## Entries with figure data
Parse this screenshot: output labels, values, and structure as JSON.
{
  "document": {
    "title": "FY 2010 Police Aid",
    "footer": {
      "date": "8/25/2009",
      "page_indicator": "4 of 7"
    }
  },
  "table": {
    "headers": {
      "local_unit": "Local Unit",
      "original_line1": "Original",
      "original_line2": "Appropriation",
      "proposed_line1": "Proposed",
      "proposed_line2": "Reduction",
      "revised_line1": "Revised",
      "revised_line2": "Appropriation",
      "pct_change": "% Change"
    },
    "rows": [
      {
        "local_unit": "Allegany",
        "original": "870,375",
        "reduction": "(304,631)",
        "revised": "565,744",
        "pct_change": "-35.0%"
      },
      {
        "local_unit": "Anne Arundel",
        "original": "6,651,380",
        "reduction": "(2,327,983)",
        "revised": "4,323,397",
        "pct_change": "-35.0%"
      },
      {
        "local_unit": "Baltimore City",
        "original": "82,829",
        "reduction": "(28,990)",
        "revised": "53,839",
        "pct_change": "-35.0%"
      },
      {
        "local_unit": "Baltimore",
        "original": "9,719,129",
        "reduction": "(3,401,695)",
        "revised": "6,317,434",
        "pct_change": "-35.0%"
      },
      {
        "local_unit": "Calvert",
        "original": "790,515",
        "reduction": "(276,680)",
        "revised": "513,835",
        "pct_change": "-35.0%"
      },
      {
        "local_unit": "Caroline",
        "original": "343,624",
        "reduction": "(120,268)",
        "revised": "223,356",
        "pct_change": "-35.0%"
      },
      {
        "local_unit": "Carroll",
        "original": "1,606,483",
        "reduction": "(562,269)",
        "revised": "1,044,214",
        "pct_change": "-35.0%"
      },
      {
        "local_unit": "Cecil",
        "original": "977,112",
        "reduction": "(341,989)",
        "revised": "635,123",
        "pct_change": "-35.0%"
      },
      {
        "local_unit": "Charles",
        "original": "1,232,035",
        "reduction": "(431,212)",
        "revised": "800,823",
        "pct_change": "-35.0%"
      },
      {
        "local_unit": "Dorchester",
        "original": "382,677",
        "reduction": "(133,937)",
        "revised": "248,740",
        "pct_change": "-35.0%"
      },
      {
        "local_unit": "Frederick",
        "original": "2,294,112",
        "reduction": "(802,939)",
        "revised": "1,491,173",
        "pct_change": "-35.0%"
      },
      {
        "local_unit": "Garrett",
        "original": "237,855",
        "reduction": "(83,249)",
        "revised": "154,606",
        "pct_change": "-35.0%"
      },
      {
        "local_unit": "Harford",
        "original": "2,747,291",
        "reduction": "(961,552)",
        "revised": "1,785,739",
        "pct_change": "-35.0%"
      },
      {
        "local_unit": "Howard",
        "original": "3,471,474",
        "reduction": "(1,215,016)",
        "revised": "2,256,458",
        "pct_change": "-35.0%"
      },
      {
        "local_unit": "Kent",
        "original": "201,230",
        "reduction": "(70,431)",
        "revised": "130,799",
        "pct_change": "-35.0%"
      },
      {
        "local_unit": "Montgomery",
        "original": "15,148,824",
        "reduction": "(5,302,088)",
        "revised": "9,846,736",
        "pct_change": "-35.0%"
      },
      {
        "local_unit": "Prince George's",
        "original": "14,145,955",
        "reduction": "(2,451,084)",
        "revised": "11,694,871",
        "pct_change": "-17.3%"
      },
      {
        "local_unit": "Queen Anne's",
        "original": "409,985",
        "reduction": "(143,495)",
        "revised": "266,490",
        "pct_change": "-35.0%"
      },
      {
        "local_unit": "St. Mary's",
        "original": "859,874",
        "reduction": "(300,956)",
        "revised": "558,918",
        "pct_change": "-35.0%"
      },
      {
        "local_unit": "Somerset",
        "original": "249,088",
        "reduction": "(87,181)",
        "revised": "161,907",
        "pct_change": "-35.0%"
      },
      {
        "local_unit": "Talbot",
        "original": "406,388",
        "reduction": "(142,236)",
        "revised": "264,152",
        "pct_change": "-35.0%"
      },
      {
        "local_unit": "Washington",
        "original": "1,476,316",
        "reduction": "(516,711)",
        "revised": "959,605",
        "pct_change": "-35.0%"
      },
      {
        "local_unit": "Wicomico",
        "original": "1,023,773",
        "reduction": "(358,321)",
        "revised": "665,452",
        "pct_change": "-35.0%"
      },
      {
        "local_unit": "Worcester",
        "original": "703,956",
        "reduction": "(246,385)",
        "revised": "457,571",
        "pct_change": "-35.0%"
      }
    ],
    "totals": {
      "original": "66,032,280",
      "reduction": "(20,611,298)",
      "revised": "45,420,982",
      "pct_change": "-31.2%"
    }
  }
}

## EXERCISE GOAL
Of all the lines above, how many contain the word "Baltimore"? Give the number and nothing else.

## SOLUTION TO THE EXERCISE
2